INPUT DATA:
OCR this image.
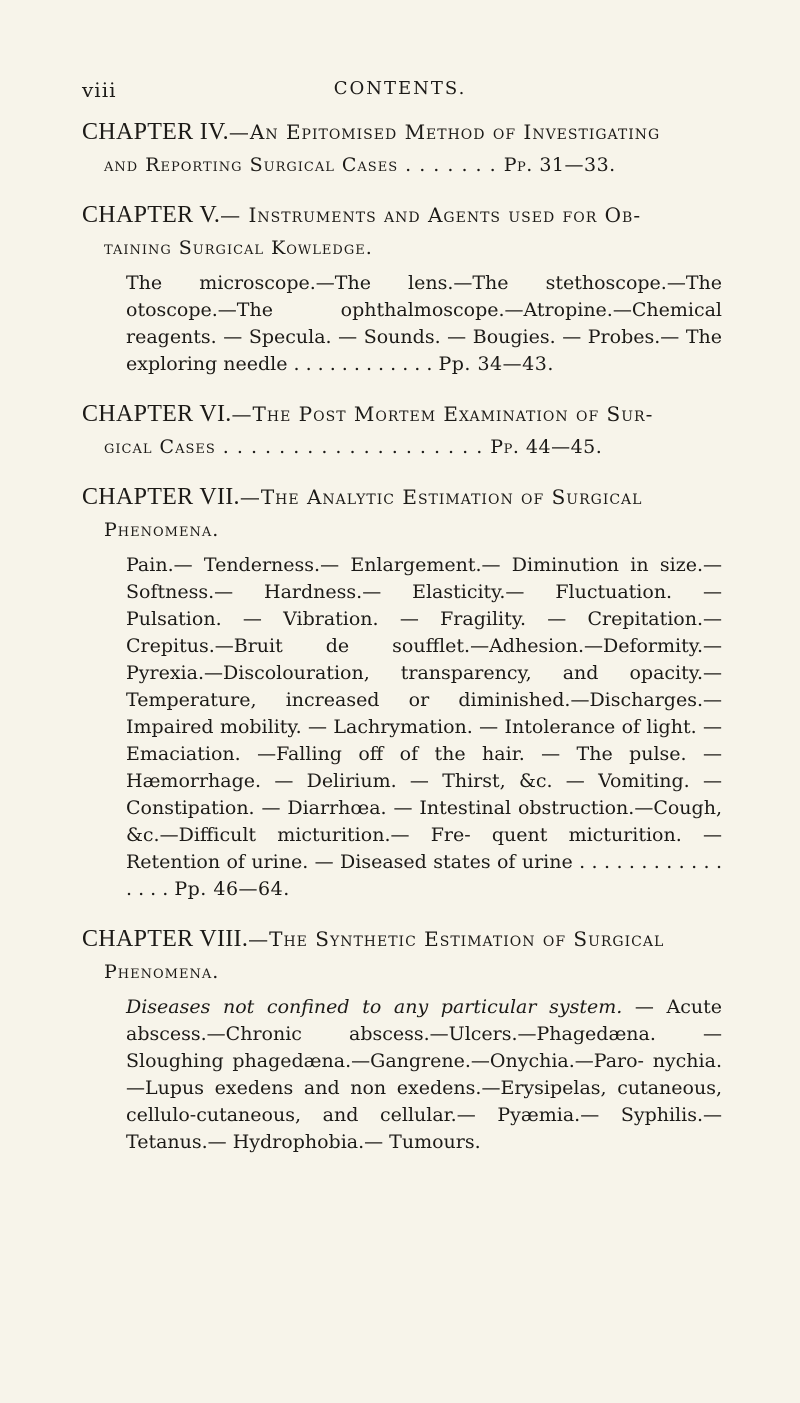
viii	CONTENTS.
CHAPTER IV.—An Epitomised Method of Investigating
and Reporting Surgical Cases . . . . . . . Pp. 31—33.
CHAPTER V.— Instruments and Agents used for Ob-
taining Surgical Kowledge.
The microscope.—The lens.—The stethoscope.—The otoscope.—The ophthalmoscope.—Atropine.—Chemical reagents. — Specula. — Sounds. — Bougies. — Probes.— The exploring needle . . . . . . . . . . . . Pp. 34—43.
CHAPTER VI.—The Post Mortem Examination of Sur-
gical Cases . . . . . . . . . . . . . . . . . . . Pp. 44—45.
CHAPTER VII.—The Analytic Estimation of Surgical
Phenomena.
Pain.— Tenderness.— Enlargement.— Diminution in size.— Softness.— Hardness.— Elasticity.— Fluctuation. — Pulsation. — Vibration. — Fragility. — Crepitation.— Crepitus.—Bruit de soufflet.—Adhesion.—Deformity.— Pyrexia.—Discolouration, transparency, and opacity.— Temperature, increased or diminished.—Discharges.— Impaired mobility. — Lachrymation. — Intolerance of light. — Emaciation. —Falling off of the hair. — The pulse. — Hæmorrhage. — Delirium. — Thirst, &c. — Vomiting. — Constipation. — Diarrhœa. — Intestinal obstruction.—Cough, &c.—Difficult micturition.— Fre- quent micturition. — Retention of urine. — Diseased states of urine . . . . . . . . . . . . . . . . Pp. 46—64.
CHAPTER VIII.—The Synthetic Estimation of Surgical
Phenomena.
Diseases not confined to any particular system. — Acute abscess.—Chronic abscess.—Ulcers.—Phagedæna. —Sloughing phagedæna.—Gangrene.—Onychia.—Paro- nychia.—Lupus exedens and non exedens.—Erysipelas, cutaneous, cellulo-cutaneous, and cellular.— Pyæmia.— Syphilis.— Tetanus.— Hydrophobia.— Tumours.
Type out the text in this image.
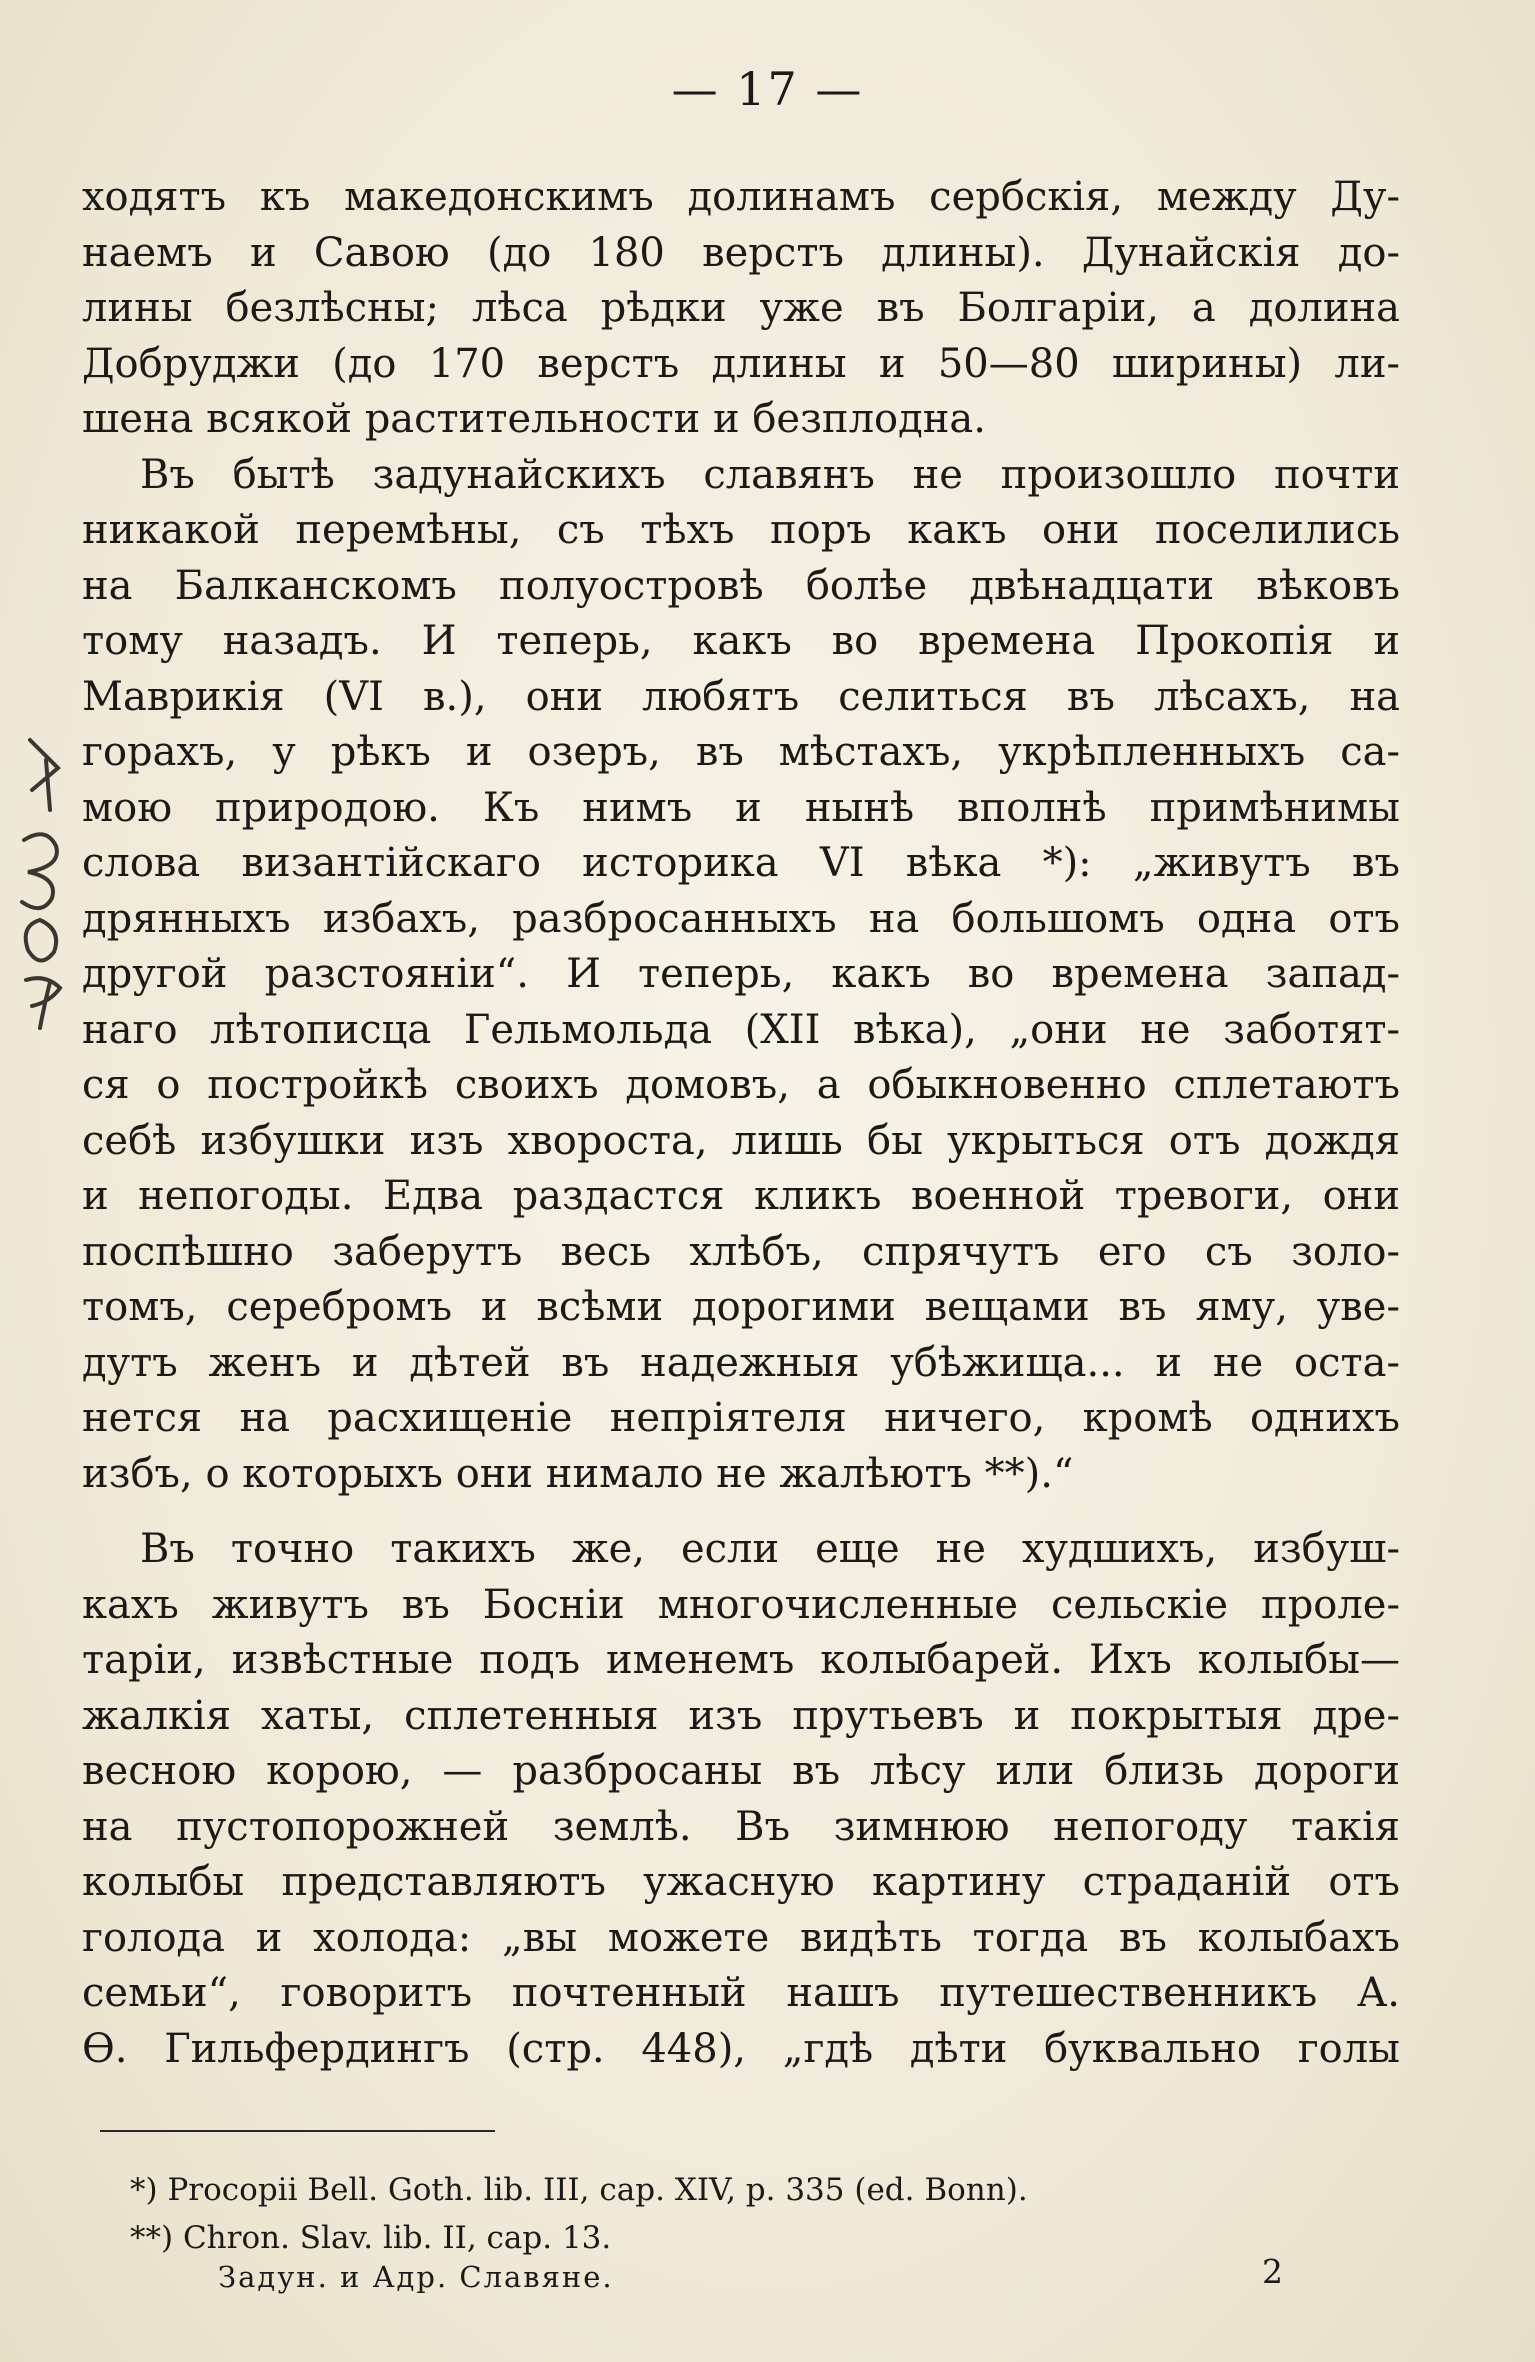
— 17 —
ходятъ къ македонскимъ долинамъ сербскія, между Ду-
наемъ и Савою (до 180 верстъ длины). Дунайскія до-
лины безлѣсны; лѣса рѣдки уже въ Болгаріи, а долина
Добруджи (до 170 верстъ длины и 50—80 ширины) ли-
шена всякой растительности и безплодна.
Въ бытѣ задунайскихъ славянъ не произошло почти
никакой перемѣны, съ тѣхъ поръ какъ они поселились
на Балканскомъ полуостровѣ болѣе двѣнадцати вѣковъ
тому назадъ. И теперь, какъ во времена Прокопія и
Маврикія (VI в.), они любятъ селиться въ лѣсахъ, на
горахъ, у рѣкъ и озеръ, въ мѣстахъ, укрѣпленныхъ са-
мою природою. Къ нимъ и нынѣ вполнѣ примѣнимы
слова византійскаго историка VI вѣка *): „живутъ въ
дрянныхъ избахъ, разбросанныхъ на большомъ одна отъ
другой разстояніи“. И теперь, какъ во времена запад-
наго лѣтописца Гельмольда (XII вѣка), „они не заботят-
ся о постройкѣ своихъ домовъ, а обыкновенно сплетаютъ
себѣ избушки изъ хвороста, лишь бы укрыться отъ дождя
и непогоды. Едва раздастся кликъ военной тревоги, они
поспѣшно заберутъ весь хлѣбъ, спрячутъ его съ золо-
томъ, серебромъ и всѣми дорогими вещами въ яму, уве-
дутъ женъ и дѣтей въ надежныя убѣжища... и не оста-
нется на расхищеніе непріятеля ничего, кромѣ однихъ
избъ, о которыхъ они нимало не жалѣютъ **).“
Въ точно такихъ же, если еще не худшихъ, избуш-
кахъ живутъ въ Босніи многочисленные сельскіе проле-
таріи, извѣстные подъ именемъ колыбарей. Ихъ колыбы—
жалкія хаты, сплетенныя изъ прутьевъ и покрытыя дре-
весною корою, — разбросаны въ лѣсу или близь дороги
на пустопорожней землѣ. Въ зимнюю непогоду такія
колыбы представляютъ ужасную картину страданій отъ
голода и холода: „вы можете видѣть тогда въ колыбахъ
семьи“, говоритъ почтенный нашъ путешественникъ А.
Ѳ. Гильфердингъ (стр. 448), „гдѣ дѣти буквально голы
*) Procopii Bell. Goth. lib. III, cap. XIV, p. 335 (ed. Bonn).
**) Chron. Slav. lib. II, cap. 13.
Задун. и Адр. Славяне.	2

DIRECTION: In the entries above, find every line holding the word "теперь" and copy it out.

ANSWER TO THIS TASK:
тому назадъ. И теперь, какъ во времена Прокопія и
другой разстояніи“. И теперь, какъ во времена запад-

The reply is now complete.